TASK DESCRIPTION ▸ Leave out all pictures while repeating the records exactly and completely.

Document transcription data
-*-*-

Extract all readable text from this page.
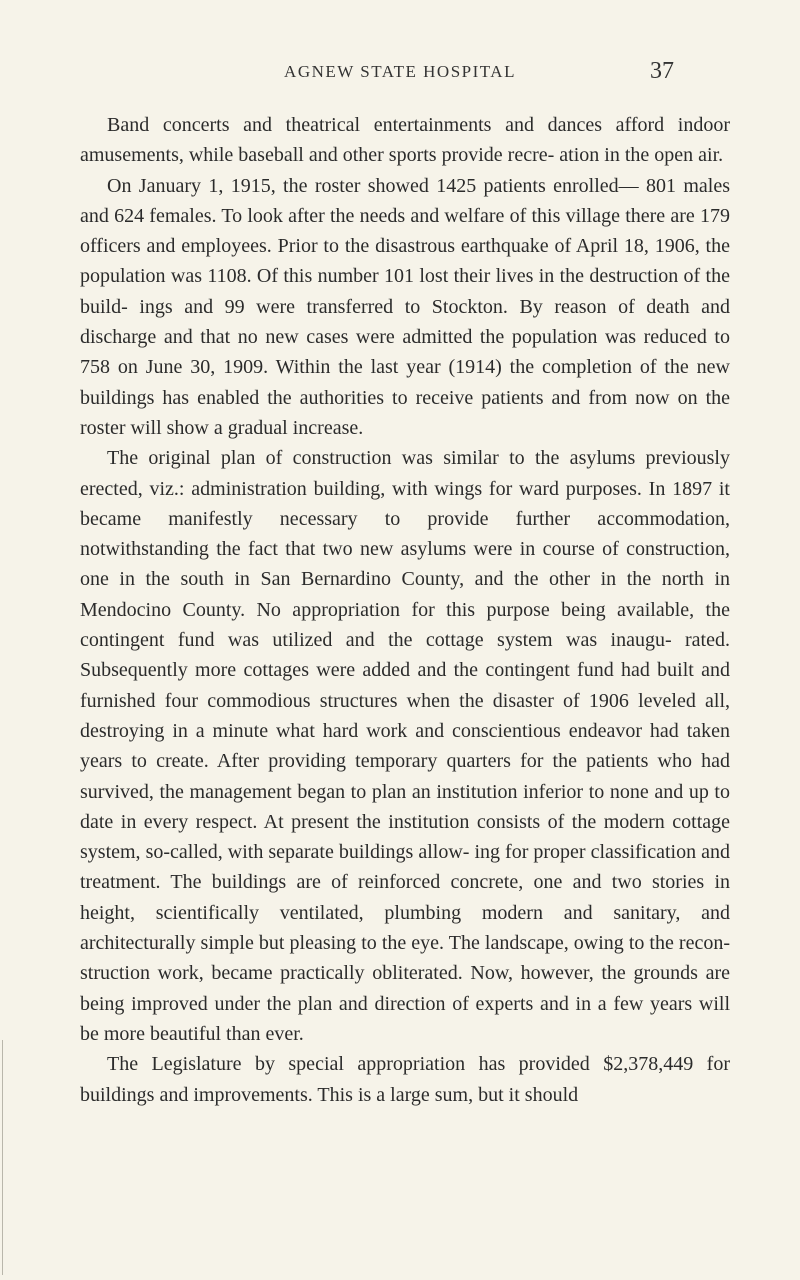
AGNEW STATE HOSPITAL	37

Band concerts and theatrical entertainments and dances afford indoor amusements, while baseball and other sports provide recre- ation in the open air.

On January 1, 1915, the roster showed 1425 patients enrolled— 801 males and 624 females. To look after the needs and welfare of this village there are 179 officers and employees. Prior to the disastrous earthquake of April 18, 1906, the population was 1108. Of this number 101 lost their lives in the destruction of the build- ings and 99 were transferred to Stockton. By reason of death and discharge and that no new cases were admitted the population was reduced to 758 on June 30, 1909. Within the last year (1914) the completion of the new buildings has enabled the authorities to receive patients and from now on the roster will show a gradual increase.

The original plan of construction was similar to the asylums previously erected, viz.: administration building, with wings for ward purposes. In 1897 it became manifestly necessary to provide further accommodation, notwithstanding the fact that two new asylums were in course of construction, one in the south in San Bernardino County, and the other in the north in Mendocino County. No appropriation for this purpose being available, the contingent fund was utilized and the cottage system was inaugu- rated. Subsequently more cottages were added and the contingent fund had built and furnished four commodious structures when the disaster of 1906 leveled all, destroying in a minute what hard work and conscientious endeavor had taken years to create. After providing temporary quarters for the patients who had survived, the management began to plan an institution inferior to none and up to date in every respect. At present the institution consists of the modern cottage system, so-called, with separate buildings allow- ing for proper classification and treatment. The buildings are of reinforced concrete, one and two stories in height, scientifically ventilated, plumbing modern and sanitary, and architecturally simple but pleasing to the eye. The landscape, owing to the recon- struction work, became practically obliterated. Now, however, the grounds are being improved under the plan and direction of experts and in a few years will be more beautiful than ever.

The Legislature by special appropriation has provided $2,378,449 for buildings and improvements. This is a large sum, but it should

-*-*-

SOLUTION TO THE EXERCISE ▸
Extract all readable text from this page.
AGNEW STATE HOSPITAL	37

Band concerts and theatrical entertainments and dances afford indoor amusements, while baseball and other sports provide recre- ation in the open air.

On January 1, 1915, the roster showed 1425 patients enrolled— 801 males and 624 females. To look after the needs and welfare of this village there are 179 officers and employees. Prior to the disastrous earthquake of April 18, 1906, the population was 1108. Of this number 101 lost their lives in the destruction of the build- ings and 99 were transferred to Stockton. By reason of death and discharge and that no new cases were admitted the population was reduced to 758 on June 30, 1909. Within the last year (1914) the completion of the new buildings has enabled the authorities to receive patients and from now on the roster will show a gradual increase.

The original plan of construction was similar to the asylums previously erected, viz.: administration building, with wings for ward purposes. In 1897 it became manifestly necessary to provide further accommodation, notwithstanding the fact that two new asylums were in course of construction, one in the south in San Bernardino County, and the other in the north in Mendocino County. No appropriation for this purpose being available, the contingent fund was utilized and the cottage system was inaugu- rated. Subsequently more cottages were added and the contingent fund had built and furnished four commodious structures when the disaster of 1906 leveled all, destroying in a minute what hard work and conscientious endeavor had taken years to create. After providing temporary quarters for the patients who had survived, the management began to plan an institution inferior to none and up to date in every respect. At present the institution consists of the modern cottage system, so-called, with separate buildings allow- ing for proper classification and treatment. The buildings are of reinforced concrete, one and two stories in height, scientifically ventilated, plumbing modern and sanitary, and architecturally simple but pleasing to the eye. The landscape, owing to the recon- struction work, became practically obliterated. Now, however, the grounds are being improved under the plan and direction of experts and in a few years will be more beautiful than ever.

The Legislature by special appropriation has provided $2,378,449 for buildings and improvements. This is a large sum, but it should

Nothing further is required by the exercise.